◆ INFORMATION PROVIDED ◆
================

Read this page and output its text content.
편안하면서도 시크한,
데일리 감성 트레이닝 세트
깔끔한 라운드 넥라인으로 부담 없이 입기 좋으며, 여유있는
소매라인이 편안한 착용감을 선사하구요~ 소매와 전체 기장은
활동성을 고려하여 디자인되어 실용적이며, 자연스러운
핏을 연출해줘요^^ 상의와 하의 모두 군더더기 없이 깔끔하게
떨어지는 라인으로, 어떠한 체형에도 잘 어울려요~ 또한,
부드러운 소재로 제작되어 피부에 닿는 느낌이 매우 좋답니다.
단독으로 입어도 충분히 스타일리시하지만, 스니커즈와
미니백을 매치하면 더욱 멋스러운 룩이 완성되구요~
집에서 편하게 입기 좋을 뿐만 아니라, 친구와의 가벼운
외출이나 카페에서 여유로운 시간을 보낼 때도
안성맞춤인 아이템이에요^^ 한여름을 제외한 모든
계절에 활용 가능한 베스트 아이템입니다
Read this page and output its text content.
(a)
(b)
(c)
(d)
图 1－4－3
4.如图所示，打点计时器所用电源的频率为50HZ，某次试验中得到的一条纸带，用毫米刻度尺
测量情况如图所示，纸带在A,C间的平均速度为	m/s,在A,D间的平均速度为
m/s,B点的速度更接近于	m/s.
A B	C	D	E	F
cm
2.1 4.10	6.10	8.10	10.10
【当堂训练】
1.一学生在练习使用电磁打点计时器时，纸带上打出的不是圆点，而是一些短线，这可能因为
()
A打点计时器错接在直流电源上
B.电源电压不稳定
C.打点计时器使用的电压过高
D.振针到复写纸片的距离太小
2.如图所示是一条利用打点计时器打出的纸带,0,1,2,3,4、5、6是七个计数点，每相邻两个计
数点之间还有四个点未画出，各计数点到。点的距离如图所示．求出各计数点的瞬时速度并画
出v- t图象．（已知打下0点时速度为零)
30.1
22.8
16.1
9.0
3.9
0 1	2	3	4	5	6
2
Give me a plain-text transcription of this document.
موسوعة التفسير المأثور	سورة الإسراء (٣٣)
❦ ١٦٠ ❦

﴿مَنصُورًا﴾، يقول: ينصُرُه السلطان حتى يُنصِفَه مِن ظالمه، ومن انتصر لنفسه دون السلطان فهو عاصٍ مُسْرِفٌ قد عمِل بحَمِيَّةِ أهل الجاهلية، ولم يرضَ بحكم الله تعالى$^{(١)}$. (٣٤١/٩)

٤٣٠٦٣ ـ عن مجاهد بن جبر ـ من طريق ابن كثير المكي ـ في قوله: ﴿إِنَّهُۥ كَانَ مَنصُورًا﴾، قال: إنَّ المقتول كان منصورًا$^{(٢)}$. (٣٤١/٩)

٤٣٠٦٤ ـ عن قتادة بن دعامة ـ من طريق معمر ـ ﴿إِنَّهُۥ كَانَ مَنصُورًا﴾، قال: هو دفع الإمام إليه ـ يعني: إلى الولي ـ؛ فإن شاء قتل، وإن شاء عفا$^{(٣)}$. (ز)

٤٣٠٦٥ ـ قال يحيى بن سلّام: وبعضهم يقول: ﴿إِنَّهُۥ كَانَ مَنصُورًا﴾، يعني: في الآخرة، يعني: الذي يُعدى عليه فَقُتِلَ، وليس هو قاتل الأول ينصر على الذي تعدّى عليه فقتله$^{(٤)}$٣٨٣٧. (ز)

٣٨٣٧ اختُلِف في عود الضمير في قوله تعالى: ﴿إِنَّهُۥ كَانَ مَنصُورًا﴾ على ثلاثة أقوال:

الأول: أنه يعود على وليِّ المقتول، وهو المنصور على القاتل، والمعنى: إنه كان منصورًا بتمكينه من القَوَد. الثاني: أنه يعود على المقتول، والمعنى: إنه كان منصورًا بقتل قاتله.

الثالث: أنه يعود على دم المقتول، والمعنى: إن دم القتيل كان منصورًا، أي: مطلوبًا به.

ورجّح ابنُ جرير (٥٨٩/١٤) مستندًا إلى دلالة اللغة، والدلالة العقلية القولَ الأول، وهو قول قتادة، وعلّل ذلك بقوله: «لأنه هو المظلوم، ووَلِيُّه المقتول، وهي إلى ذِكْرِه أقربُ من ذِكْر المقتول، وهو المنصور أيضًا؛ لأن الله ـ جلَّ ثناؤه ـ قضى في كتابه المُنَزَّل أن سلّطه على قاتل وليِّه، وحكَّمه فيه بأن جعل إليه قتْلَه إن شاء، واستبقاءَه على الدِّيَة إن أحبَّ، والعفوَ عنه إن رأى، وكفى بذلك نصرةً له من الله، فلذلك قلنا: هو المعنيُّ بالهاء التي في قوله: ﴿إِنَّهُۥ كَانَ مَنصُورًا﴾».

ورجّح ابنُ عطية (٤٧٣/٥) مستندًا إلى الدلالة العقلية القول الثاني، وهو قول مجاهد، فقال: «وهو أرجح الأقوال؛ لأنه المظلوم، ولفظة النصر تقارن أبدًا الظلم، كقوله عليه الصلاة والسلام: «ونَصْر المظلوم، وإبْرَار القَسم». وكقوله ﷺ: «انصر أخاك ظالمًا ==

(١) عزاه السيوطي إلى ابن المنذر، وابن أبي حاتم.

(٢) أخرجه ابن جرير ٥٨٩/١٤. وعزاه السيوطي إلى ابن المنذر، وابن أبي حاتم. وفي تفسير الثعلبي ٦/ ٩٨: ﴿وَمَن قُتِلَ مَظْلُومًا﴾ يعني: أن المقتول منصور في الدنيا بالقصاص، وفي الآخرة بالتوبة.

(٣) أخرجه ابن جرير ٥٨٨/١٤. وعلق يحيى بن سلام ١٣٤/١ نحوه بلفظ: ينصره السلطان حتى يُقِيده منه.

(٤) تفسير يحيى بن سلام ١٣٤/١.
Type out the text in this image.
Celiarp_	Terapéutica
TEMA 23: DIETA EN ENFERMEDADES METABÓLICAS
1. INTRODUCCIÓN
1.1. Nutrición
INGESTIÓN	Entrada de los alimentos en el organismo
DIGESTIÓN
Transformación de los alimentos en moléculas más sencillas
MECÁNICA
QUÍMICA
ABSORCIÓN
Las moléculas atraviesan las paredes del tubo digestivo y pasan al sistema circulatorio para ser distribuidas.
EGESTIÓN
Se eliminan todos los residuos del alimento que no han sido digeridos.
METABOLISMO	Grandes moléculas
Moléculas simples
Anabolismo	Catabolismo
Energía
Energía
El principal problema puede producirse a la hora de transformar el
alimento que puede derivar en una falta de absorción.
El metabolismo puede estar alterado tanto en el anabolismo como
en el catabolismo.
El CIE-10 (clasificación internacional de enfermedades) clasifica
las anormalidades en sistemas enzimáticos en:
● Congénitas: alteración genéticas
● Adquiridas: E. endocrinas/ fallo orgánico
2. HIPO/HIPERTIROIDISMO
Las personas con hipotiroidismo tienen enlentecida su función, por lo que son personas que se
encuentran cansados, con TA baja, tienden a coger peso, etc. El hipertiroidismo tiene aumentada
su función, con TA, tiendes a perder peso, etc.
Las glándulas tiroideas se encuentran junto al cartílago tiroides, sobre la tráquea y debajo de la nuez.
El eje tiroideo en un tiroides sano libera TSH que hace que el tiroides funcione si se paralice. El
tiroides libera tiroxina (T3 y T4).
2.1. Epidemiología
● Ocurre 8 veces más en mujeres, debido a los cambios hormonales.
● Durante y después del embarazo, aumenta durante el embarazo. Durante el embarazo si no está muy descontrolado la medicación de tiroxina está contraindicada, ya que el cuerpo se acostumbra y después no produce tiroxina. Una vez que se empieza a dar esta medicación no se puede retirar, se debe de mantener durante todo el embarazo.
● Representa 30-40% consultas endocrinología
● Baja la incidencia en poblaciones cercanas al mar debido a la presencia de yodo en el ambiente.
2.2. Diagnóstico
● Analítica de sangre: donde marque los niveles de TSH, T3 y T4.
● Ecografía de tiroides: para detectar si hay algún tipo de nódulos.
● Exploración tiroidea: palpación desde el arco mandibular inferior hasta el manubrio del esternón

================

◆ WHAT YOU HAVE TO DO ◆
Pick every line with "peso" in it and copy it.

◆ ANSWER FOR THIS EXERCISE ◆
encuentran cansados, con TA baja, tienden a coger peso, etc. El hipertiroidismo tiene aumentada
su función, con TA, tiendes a perder peso, etc.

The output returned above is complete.